::: Material shown :::

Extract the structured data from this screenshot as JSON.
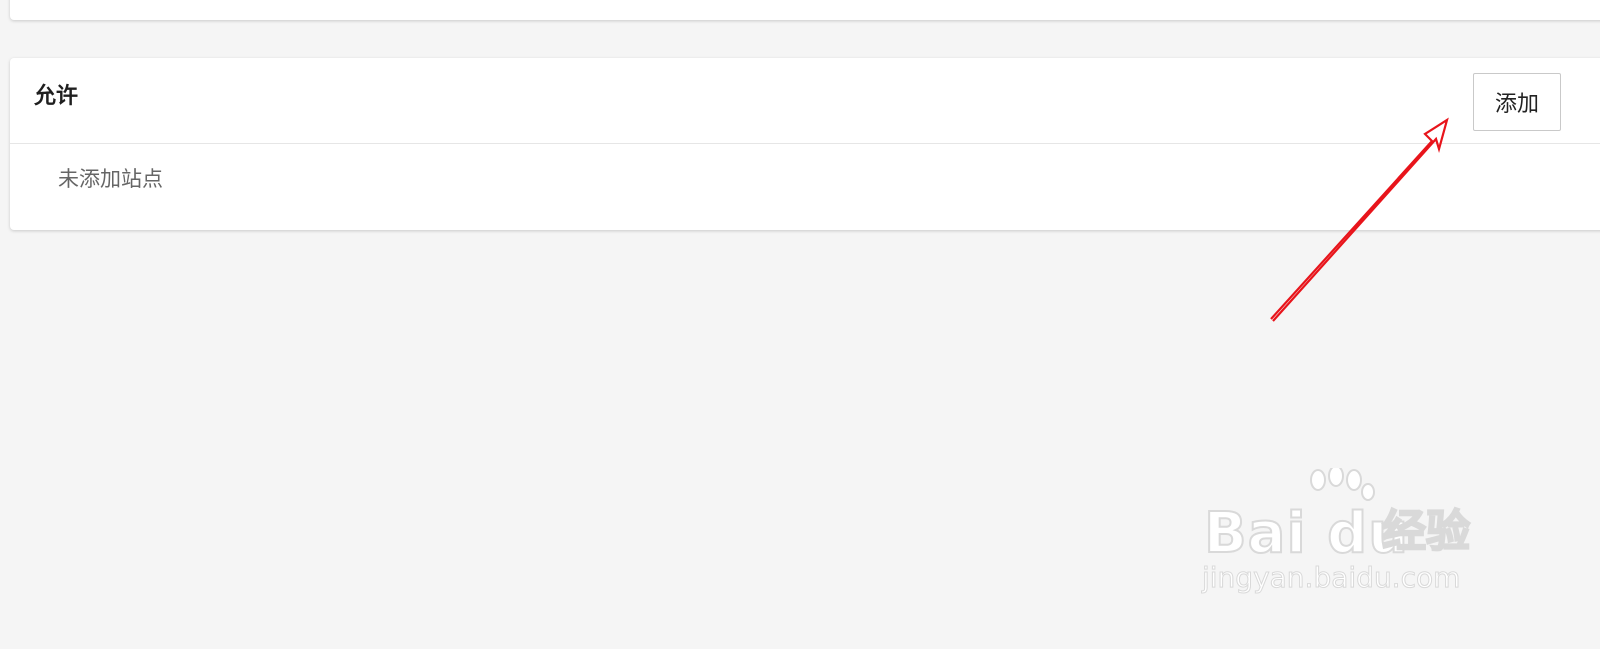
{
  "allow_section": {
    "title": "允许",
    "add_button_label": "添加",
    "empty_message": "未添加站点"
  },
  "watermark": {
    "brand": "Bai du",
    "brand_cn": "经验",
    "url": "jingyan.baidu.com"
  },
  "annotation": {
    "arrow_color": "#e8141b",
    "icon": "red-arrow-pointing-to-add-button"
  }
}
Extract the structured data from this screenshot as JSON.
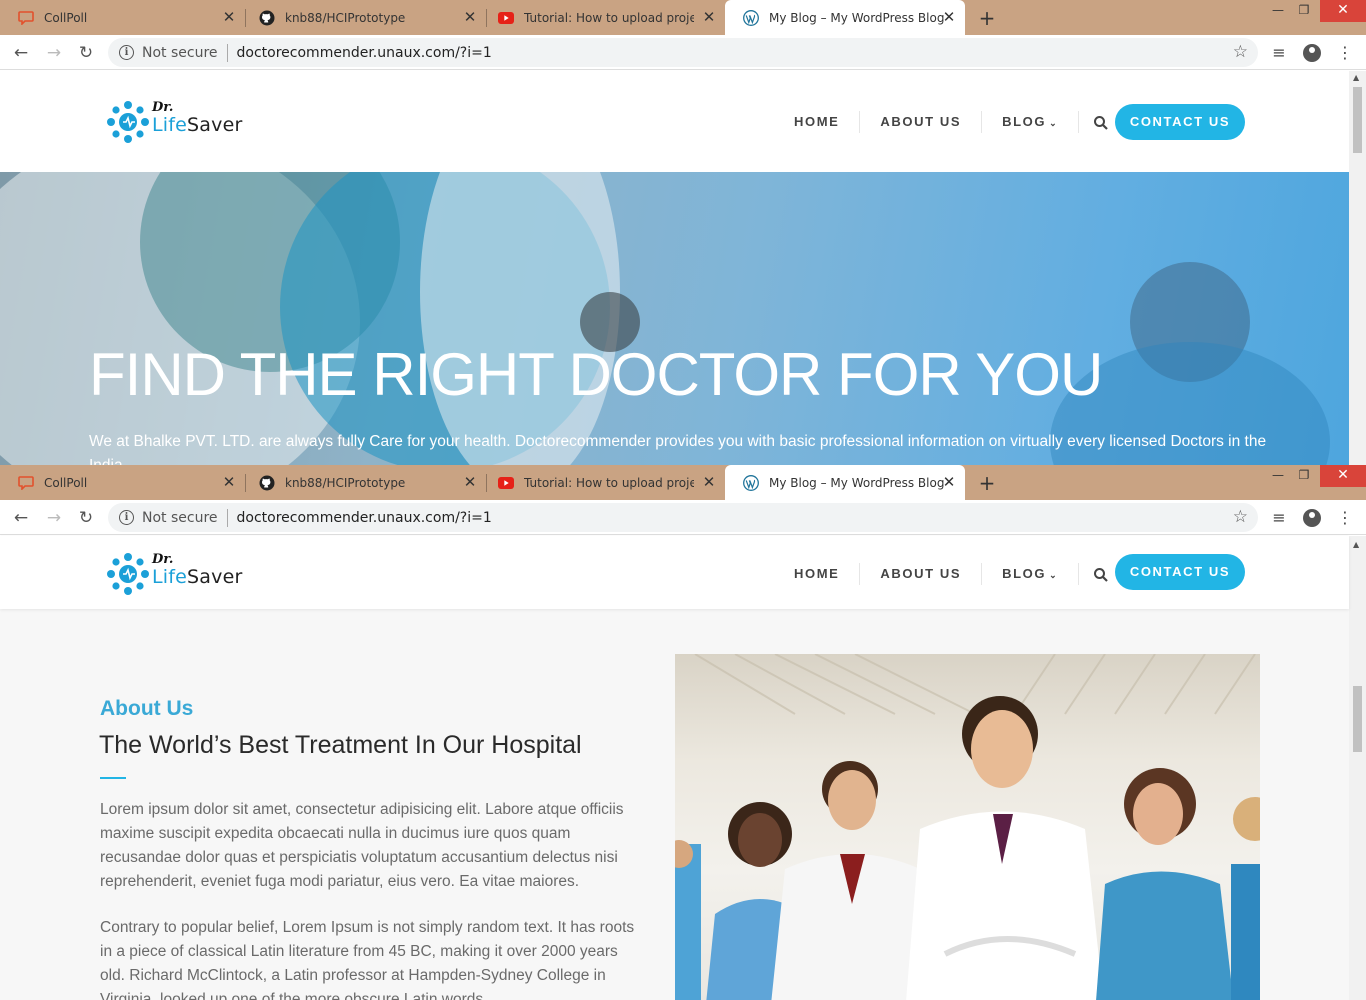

:::

Give the data again exactly as written, with all pictures left out.

→ **Correct result**:
Extract the structured data from this screenshot as JSON.
{
  "allow_section": {
    "title": "允许",
    "add_button_label": "添加",
    "empty_message": "未添加站点"
  },
  "watermark": {
    "brand": "Bai du",
    "brand_cn": "经验",
    "url": "jingyan.baidu.com"
  },
  "annotation": {
    "arrow_color": "#e8141b",
    "icon": "red-arrow-pointing-to-add-button"
  }
}
Extract the structured data from this screenshot as JSON.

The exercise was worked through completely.